▶ What the task requires
How many lines of the data hold the word "text"? State the number and nothing else.

#### Data in this exercise

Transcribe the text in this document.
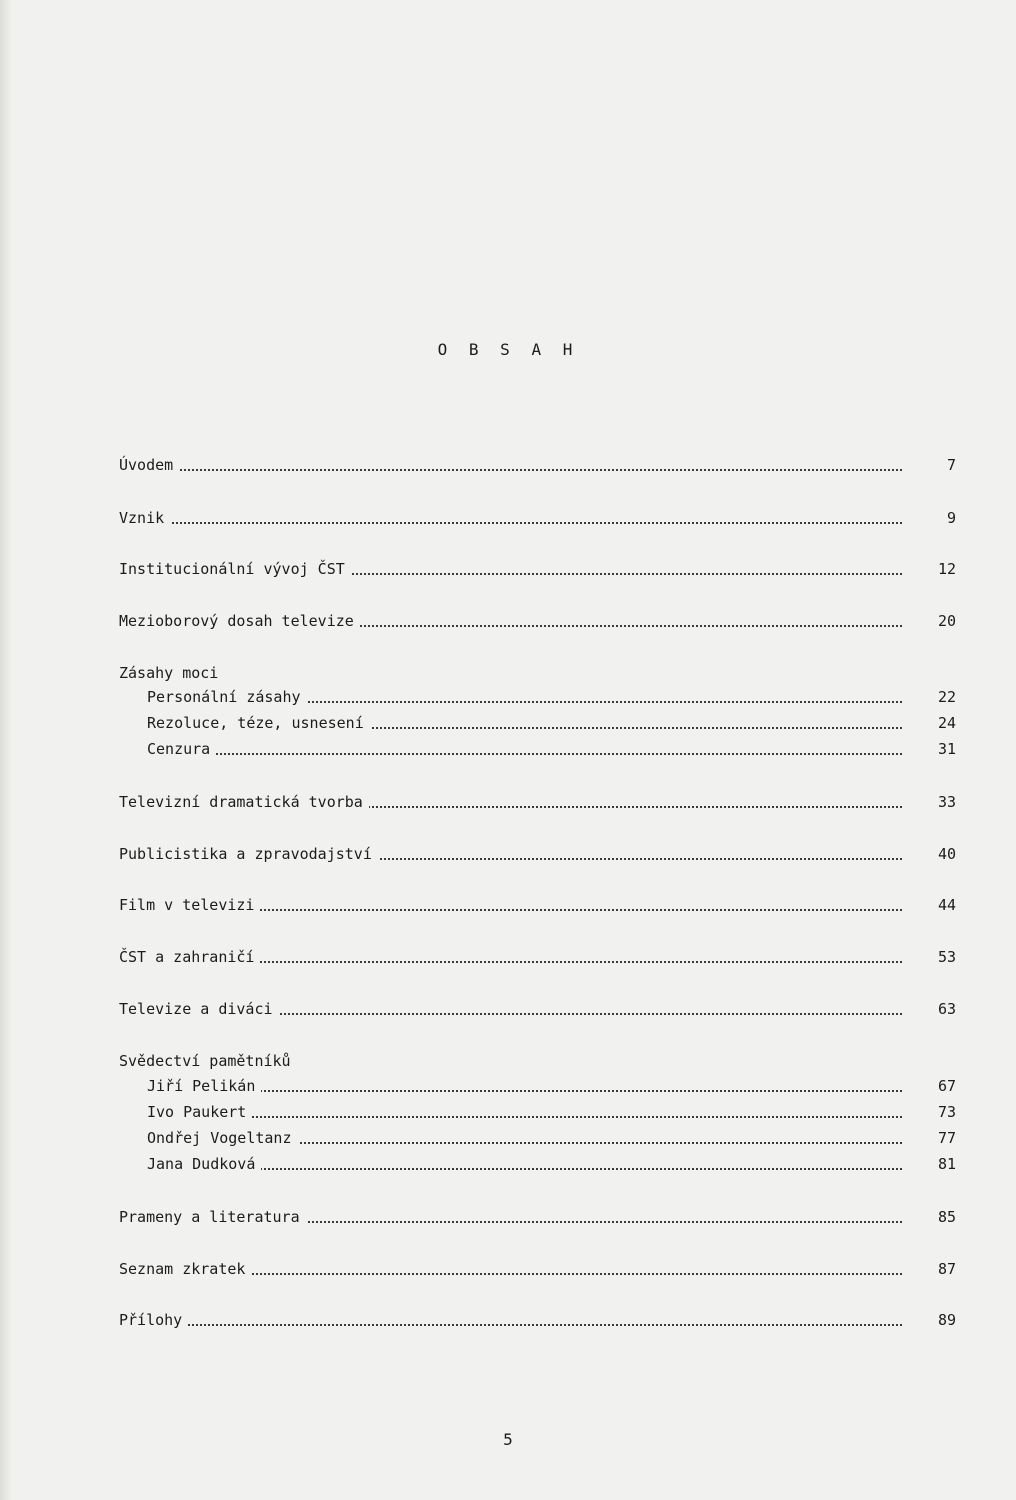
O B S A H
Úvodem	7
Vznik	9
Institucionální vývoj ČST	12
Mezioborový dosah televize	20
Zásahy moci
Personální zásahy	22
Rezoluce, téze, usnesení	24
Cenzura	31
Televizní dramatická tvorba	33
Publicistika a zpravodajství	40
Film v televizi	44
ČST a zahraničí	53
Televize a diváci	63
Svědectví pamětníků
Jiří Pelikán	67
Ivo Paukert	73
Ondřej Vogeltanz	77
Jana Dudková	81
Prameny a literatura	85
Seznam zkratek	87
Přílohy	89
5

########
#### Data in this exercise

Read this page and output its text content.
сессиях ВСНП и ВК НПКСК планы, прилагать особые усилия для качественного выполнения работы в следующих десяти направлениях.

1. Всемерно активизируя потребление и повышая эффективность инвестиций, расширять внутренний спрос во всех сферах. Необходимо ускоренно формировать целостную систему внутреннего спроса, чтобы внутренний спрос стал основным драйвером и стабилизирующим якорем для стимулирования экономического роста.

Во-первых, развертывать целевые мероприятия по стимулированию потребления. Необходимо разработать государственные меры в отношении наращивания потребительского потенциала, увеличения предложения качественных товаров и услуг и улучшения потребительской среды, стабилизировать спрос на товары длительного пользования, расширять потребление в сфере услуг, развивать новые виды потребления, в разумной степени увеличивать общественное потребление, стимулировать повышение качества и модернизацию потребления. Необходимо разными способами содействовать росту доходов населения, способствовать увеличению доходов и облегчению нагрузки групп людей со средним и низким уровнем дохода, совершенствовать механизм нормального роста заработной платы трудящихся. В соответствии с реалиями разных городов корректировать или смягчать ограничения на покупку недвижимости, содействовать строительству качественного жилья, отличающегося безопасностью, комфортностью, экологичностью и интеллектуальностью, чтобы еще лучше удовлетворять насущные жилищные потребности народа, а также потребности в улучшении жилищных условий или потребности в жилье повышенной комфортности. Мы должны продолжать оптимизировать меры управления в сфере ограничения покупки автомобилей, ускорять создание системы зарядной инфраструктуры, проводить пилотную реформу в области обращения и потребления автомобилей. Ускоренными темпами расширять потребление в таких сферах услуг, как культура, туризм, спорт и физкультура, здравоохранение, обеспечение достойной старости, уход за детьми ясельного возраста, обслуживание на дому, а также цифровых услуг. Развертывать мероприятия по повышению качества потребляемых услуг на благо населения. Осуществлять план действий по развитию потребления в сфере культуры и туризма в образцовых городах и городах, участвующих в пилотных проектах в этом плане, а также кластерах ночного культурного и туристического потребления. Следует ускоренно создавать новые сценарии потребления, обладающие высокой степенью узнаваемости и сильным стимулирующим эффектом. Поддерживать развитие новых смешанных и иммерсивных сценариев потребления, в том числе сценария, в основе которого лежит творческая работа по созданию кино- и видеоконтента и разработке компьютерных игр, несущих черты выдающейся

########

▶ Task solution
2